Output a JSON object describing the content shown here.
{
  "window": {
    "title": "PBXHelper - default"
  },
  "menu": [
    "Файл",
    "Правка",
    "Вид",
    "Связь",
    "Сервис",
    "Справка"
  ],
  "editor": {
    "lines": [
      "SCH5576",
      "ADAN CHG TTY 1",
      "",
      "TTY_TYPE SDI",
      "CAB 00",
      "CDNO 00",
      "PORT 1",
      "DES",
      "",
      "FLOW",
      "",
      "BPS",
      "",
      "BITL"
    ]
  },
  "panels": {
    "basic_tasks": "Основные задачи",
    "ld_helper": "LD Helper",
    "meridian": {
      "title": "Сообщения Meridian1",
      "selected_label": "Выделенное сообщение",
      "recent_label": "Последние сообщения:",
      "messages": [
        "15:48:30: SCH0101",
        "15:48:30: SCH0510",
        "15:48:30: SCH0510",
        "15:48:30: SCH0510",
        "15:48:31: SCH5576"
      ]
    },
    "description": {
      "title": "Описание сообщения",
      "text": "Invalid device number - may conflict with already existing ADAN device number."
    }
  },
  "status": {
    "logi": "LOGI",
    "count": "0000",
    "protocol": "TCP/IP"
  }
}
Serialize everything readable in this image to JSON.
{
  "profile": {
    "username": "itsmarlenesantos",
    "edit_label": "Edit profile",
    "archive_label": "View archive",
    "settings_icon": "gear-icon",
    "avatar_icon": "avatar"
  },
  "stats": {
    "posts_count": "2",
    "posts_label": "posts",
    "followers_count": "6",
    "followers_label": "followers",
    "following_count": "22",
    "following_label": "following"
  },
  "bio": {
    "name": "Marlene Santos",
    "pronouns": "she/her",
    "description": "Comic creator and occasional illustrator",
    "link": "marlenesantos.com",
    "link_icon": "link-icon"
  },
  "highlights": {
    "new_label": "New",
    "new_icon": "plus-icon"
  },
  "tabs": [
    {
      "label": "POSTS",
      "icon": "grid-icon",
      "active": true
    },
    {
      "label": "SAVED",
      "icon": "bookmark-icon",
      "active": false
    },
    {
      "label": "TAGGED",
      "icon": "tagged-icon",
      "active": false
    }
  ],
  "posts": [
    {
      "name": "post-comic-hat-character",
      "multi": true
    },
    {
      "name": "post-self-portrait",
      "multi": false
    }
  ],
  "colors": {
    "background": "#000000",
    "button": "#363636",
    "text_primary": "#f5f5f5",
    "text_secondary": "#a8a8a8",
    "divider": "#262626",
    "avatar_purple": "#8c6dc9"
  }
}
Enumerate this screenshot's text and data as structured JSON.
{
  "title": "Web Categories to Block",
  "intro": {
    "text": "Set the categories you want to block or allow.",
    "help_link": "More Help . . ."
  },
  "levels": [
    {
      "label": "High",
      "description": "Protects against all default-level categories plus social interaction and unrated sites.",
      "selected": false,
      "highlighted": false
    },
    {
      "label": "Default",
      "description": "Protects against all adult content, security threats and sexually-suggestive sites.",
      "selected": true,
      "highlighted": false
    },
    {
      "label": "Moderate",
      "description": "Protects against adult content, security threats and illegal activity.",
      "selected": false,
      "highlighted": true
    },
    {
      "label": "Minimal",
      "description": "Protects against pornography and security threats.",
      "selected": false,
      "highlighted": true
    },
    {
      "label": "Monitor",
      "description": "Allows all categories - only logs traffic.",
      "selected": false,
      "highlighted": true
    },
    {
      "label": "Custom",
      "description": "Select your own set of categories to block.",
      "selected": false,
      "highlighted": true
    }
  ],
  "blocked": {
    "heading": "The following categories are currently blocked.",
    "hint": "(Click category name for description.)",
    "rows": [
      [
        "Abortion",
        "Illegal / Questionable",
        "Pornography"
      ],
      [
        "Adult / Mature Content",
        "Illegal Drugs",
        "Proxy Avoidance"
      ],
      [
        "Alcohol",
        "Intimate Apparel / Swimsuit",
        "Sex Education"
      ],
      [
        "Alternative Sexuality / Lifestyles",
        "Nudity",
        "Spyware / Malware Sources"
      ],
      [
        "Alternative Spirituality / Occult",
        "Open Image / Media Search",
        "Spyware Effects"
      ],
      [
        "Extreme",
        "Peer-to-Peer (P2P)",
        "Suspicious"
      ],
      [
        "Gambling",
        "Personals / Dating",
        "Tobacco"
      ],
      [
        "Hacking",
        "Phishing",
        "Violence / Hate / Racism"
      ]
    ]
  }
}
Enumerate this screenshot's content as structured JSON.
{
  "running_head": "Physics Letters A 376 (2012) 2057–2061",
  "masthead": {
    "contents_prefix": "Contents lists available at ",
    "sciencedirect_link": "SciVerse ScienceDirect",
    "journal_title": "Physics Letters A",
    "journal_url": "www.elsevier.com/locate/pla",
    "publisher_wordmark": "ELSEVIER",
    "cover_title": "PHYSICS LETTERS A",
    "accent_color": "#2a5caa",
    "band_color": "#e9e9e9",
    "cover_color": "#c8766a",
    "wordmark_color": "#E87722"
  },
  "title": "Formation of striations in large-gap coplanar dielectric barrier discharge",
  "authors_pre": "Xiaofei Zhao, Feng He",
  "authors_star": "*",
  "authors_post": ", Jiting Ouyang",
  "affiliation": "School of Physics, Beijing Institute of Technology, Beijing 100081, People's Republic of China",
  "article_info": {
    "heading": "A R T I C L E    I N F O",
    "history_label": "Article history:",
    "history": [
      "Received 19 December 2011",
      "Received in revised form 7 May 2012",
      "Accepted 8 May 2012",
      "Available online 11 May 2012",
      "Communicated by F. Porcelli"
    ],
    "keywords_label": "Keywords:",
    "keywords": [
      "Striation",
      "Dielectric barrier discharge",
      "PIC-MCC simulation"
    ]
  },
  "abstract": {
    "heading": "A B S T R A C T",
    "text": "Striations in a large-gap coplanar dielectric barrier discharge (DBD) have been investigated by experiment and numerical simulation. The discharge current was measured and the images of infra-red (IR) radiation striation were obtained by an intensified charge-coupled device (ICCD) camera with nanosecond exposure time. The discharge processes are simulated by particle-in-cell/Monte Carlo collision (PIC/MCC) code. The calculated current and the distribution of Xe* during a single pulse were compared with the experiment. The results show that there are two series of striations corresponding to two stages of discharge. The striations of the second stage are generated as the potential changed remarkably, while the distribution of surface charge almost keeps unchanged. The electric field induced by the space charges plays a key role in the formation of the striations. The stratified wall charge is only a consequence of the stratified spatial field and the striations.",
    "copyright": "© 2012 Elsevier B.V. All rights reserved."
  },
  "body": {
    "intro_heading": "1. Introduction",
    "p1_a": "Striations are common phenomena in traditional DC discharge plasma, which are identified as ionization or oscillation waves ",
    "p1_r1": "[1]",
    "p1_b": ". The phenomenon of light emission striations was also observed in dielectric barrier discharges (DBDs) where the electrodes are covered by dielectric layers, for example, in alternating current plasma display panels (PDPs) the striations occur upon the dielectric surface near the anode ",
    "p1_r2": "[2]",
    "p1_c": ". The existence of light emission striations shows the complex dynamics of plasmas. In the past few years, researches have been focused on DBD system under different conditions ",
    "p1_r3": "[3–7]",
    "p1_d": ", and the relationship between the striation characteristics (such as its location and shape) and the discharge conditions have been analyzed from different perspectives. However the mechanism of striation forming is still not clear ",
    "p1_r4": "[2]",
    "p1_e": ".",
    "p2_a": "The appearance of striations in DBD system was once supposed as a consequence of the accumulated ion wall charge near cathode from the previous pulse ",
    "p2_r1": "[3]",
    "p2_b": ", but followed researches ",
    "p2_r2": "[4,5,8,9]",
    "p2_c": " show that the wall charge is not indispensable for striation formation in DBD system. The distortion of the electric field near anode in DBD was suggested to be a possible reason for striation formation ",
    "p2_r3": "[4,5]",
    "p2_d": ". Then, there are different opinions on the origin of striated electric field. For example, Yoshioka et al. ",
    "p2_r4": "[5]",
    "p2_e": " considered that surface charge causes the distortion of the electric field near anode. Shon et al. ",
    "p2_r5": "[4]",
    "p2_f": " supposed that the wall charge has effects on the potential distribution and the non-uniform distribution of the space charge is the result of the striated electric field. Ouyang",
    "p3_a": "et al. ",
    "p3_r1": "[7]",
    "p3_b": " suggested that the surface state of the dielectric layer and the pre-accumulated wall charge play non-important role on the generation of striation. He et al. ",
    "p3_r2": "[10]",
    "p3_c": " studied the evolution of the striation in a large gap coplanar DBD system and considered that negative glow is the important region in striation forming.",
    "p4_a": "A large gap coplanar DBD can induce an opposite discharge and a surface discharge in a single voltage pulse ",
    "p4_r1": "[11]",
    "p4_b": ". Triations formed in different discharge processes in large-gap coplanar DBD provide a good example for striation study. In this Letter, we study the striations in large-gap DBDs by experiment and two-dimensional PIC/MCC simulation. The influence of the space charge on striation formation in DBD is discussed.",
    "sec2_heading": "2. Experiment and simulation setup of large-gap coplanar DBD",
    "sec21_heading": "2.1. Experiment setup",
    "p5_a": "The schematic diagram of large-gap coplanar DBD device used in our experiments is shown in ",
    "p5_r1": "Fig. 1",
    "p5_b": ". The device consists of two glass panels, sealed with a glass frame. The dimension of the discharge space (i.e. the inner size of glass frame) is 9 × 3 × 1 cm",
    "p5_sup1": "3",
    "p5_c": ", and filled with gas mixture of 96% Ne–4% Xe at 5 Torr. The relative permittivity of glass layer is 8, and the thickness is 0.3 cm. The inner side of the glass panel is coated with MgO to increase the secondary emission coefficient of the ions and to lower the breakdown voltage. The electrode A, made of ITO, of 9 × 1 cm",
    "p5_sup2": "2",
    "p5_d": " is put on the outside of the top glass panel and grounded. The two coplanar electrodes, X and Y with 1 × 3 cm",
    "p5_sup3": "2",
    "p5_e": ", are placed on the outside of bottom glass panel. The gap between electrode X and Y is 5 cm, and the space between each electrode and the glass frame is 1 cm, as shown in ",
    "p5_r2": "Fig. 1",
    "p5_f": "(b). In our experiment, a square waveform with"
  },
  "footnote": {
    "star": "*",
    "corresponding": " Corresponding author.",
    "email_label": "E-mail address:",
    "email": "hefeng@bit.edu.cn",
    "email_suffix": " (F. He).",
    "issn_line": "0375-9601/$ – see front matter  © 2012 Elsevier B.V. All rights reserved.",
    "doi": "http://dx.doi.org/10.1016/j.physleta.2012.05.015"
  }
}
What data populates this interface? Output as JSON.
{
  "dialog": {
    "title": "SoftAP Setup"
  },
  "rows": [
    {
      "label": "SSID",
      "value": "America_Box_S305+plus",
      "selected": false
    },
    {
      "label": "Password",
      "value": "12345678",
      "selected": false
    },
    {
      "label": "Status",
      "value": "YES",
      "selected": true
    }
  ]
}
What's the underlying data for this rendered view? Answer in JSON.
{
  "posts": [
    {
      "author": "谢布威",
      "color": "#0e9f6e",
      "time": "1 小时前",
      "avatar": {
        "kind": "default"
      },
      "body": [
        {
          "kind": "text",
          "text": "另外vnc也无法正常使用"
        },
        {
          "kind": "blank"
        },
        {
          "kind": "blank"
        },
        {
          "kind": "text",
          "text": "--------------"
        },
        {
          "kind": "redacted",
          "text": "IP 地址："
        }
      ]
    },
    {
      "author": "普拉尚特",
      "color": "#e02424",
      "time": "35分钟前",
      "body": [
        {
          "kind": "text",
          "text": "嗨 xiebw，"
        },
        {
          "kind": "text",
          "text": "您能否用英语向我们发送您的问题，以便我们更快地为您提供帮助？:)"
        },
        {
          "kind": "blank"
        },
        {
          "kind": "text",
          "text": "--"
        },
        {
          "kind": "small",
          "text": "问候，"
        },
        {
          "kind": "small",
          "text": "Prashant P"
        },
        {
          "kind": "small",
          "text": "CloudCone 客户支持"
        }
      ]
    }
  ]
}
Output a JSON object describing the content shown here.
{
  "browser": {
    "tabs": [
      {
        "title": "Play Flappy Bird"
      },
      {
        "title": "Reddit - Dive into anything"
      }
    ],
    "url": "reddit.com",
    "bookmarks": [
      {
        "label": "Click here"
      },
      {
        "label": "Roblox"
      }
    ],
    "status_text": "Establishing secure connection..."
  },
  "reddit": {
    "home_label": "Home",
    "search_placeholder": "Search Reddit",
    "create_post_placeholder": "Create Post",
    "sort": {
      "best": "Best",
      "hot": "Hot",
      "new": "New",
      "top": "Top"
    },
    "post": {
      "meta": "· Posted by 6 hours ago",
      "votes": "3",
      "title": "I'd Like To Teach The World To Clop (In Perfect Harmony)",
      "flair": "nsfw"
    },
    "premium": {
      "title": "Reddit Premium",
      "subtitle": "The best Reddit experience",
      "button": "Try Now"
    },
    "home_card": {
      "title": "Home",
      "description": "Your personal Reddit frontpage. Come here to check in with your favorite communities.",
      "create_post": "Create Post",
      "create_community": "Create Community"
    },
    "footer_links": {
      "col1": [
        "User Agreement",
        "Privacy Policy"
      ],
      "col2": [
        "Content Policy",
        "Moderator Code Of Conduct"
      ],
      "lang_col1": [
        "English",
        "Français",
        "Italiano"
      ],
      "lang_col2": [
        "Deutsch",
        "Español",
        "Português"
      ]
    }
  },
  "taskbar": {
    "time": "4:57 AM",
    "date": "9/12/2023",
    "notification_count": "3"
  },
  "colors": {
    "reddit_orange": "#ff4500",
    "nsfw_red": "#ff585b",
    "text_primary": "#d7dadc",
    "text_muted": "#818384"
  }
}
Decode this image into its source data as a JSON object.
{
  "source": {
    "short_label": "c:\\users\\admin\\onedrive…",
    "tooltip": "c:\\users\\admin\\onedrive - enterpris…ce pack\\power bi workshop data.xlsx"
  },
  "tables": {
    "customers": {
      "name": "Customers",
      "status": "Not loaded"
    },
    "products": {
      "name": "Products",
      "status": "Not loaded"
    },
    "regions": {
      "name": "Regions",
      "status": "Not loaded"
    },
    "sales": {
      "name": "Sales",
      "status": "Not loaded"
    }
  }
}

- _WHAT YOU WILL DO_: Find the word "data" and list each line it appears in.

- _REPLY TO THE EXERCISE_:
Enumerate this screenshot's text and data as structured JSON.
What data populates this interface? Output as JSON.
What's the underlying data for this rendered view? Answer in JSON.
Decode this image into its source data as a JSON object.
    "tooltip": "c:\\users\\admin\\onedrive - enterpris…ce pack\\power bi workshop data.xlsx"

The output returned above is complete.